*Set task*: Reply with one number: the count of lines in the records below that hold "years".

*Records supplied*:
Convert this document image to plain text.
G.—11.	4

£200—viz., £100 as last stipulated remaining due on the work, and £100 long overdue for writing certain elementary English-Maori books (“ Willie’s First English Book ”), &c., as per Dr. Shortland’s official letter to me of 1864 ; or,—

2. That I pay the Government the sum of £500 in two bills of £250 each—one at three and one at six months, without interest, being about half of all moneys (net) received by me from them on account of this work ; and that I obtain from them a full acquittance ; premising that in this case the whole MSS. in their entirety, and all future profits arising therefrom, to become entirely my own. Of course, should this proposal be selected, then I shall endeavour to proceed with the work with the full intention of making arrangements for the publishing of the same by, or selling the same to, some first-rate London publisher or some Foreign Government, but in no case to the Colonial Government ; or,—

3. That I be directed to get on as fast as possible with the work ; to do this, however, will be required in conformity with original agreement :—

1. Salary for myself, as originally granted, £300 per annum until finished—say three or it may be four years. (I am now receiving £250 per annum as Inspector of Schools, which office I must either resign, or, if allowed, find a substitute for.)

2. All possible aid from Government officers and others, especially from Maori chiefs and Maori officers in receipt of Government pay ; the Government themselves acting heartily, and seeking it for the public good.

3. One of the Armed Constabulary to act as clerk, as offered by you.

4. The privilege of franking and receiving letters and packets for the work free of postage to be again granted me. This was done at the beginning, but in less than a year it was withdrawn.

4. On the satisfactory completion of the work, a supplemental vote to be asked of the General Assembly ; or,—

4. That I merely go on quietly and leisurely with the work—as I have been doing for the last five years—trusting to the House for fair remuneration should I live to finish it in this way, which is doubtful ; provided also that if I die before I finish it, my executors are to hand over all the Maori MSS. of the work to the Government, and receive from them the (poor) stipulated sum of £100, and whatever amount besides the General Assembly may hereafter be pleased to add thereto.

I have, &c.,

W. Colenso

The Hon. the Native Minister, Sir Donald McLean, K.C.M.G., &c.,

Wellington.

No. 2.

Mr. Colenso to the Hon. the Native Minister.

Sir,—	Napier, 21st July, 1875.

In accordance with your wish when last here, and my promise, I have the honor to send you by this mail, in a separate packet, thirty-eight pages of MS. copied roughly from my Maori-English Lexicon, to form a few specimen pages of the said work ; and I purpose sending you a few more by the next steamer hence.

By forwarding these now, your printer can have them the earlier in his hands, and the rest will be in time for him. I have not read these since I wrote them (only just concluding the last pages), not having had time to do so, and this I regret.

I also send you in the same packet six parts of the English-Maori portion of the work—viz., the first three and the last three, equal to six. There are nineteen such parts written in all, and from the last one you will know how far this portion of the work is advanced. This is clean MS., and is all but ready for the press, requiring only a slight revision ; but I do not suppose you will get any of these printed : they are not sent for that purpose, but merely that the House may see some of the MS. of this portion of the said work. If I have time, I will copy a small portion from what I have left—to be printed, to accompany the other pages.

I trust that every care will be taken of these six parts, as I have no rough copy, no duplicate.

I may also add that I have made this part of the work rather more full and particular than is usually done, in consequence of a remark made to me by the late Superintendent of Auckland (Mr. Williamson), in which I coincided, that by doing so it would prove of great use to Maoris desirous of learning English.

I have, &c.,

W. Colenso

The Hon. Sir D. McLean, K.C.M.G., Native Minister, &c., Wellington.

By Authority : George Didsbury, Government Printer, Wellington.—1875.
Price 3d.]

--

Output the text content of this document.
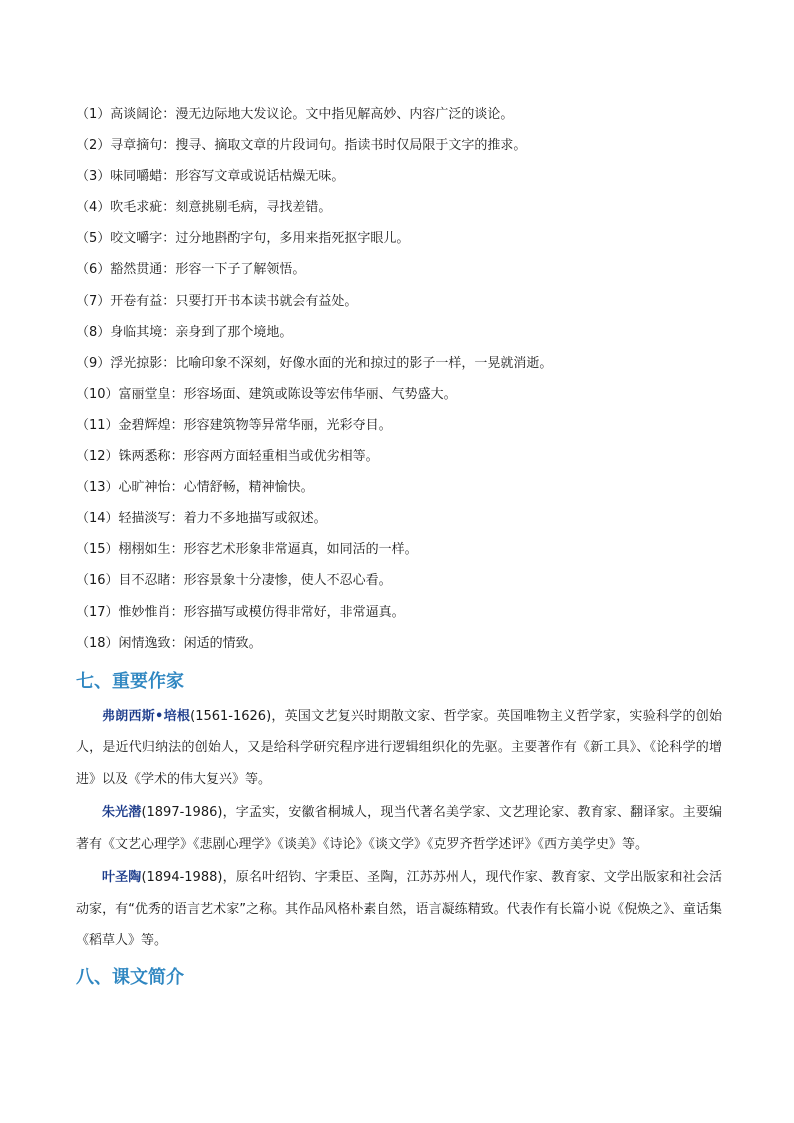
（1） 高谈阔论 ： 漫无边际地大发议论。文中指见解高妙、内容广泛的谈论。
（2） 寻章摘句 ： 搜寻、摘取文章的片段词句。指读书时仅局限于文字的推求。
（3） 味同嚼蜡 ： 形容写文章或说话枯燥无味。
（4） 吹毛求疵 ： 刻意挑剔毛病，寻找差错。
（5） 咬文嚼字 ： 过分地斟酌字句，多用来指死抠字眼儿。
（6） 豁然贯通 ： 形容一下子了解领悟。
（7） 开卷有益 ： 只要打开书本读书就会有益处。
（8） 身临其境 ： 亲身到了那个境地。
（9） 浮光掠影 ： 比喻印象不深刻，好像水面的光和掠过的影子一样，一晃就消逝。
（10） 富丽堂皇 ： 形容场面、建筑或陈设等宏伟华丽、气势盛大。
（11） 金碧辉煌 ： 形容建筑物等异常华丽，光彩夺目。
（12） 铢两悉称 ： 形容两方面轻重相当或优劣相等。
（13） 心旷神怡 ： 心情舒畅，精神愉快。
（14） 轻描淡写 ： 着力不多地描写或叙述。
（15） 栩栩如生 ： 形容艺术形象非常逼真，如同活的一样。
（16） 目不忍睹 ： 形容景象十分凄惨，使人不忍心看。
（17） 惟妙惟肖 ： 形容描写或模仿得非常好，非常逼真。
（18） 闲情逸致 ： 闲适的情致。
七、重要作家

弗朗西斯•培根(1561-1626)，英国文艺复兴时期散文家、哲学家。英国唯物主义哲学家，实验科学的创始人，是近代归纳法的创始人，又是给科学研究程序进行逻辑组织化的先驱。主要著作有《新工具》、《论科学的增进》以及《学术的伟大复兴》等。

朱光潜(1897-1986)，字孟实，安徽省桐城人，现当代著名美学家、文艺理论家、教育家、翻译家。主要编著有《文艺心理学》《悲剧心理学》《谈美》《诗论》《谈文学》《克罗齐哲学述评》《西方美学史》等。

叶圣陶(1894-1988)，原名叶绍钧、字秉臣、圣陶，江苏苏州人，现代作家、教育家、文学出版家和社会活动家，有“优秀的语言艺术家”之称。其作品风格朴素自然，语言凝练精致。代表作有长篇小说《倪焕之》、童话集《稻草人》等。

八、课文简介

*Solution to the exercise*: 2